EXERCISE OBJECTIVE: Give back exactly the lines from the "Enumerate this screenshot's" line to the final line of the records, and only those, minus any pictures.

SUPPLIED DATA:
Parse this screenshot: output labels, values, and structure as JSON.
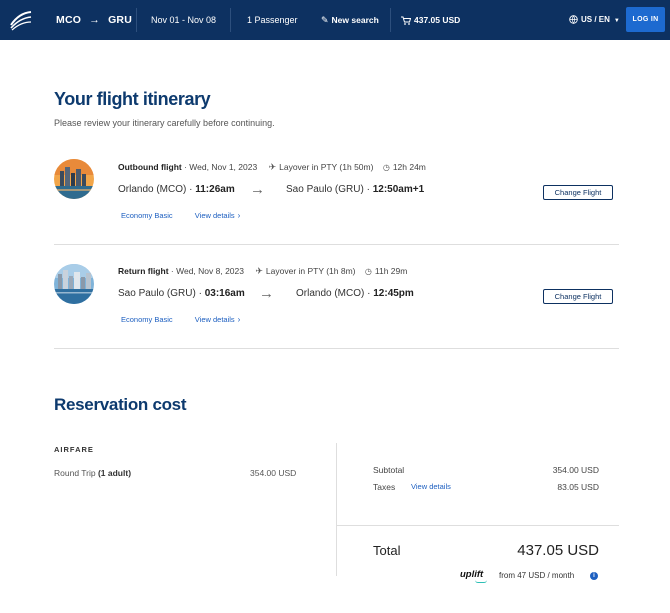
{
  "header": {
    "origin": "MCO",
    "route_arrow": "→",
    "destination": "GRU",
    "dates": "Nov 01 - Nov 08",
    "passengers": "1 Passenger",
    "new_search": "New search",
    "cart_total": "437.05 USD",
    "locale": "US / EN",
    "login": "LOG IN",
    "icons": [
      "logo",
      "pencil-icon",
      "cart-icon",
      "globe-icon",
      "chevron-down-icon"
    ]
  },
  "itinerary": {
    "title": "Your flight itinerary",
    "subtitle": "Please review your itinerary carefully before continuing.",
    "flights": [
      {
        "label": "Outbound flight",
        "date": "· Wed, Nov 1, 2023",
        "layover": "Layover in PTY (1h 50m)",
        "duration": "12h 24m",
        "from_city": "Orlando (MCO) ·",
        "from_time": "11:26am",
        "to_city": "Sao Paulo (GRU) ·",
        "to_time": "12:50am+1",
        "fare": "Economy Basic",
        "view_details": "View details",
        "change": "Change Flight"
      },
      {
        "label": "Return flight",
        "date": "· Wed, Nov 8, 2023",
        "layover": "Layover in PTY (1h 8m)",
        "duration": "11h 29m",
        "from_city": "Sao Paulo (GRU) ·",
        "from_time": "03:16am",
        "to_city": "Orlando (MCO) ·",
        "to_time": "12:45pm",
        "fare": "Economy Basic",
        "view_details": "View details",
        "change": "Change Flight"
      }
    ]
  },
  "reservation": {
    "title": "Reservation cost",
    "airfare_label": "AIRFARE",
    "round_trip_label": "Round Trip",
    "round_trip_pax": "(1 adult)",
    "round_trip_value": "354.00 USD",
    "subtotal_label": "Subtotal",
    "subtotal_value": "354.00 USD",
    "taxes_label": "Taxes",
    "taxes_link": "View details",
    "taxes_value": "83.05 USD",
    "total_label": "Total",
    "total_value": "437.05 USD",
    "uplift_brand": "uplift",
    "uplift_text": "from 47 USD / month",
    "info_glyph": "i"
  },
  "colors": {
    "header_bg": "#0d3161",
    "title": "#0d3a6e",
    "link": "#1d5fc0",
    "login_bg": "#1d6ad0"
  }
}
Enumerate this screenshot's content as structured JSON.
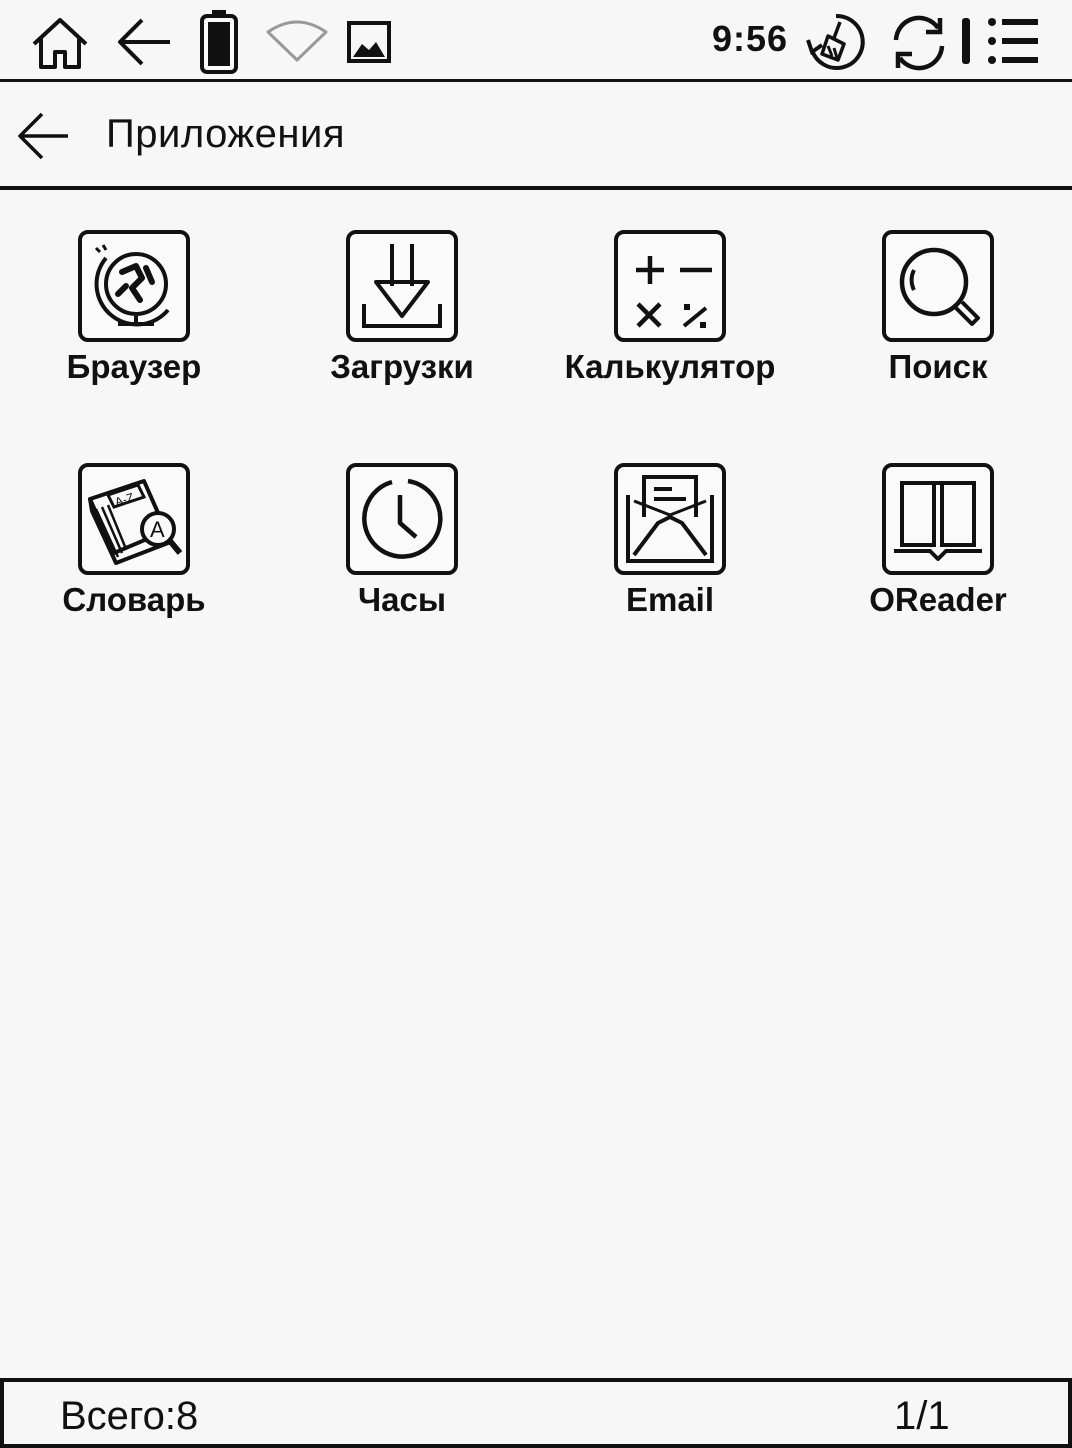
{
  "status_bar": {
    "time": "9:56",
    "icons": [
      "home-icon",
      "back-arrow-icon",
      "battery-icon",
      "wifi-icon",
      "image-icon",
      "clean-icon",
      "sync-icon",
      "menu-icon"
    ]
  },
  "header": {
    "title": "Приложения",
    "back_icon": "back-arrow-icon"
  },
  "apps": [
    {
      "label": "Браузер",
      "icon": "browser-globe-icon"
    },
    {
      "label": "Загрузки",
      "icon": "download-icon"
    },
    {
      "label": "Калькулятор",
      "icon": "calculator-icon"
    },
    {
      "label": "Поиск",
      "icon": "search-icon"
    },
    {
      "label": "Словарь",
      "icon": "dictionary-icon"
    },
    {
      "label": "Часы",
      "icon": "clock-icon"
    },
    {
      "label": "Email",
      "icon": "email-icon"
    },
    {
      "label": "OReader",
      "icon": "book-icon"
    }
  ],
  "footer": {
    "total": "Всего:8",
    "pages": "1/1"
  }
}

TASK RESPONSE:
Enumerate this screenshot's content as structured JSON.
{
  "status_bar": {
    "time": "9:56",
    "icons": [
      "home-icon",
      "back-arrow-icon",
      "battery-icon",
      "wifi-icon",
      "image-icon",
      "clean-icon",
      "sync-icon",
      "menu-icon"
    ]
  },
  "header": {
    "title": "Приложения",
    "back_icon": "back-arrow-icon"
  },
  "apps": [
    {
      "label": "Браузер",
      "icon": "browser-globe-icon"
    },
    {
      "label": "Загрузки",
      "icon": "download-icon"
    },
    {
      "label": "Калькулятор",
      "icon": "calculator-icon"
    },
    {
      "label": "Поиск",
      "icon": "search-icon"
    },
    {
      "label": "Словарь",
      "icon": "dictionary-icon"
    },
    {
      "label": "Часы",
      "icon": "clock-icon"
    },
    {
      "label": "Email",
      "icon": "email-icon"
    },
    {
      "label": "OReader",
      "icon": "book-icon"
    }
  ],
  "footer": {
    "total": "Всего:8",
    "pages": "1/1"
  }
}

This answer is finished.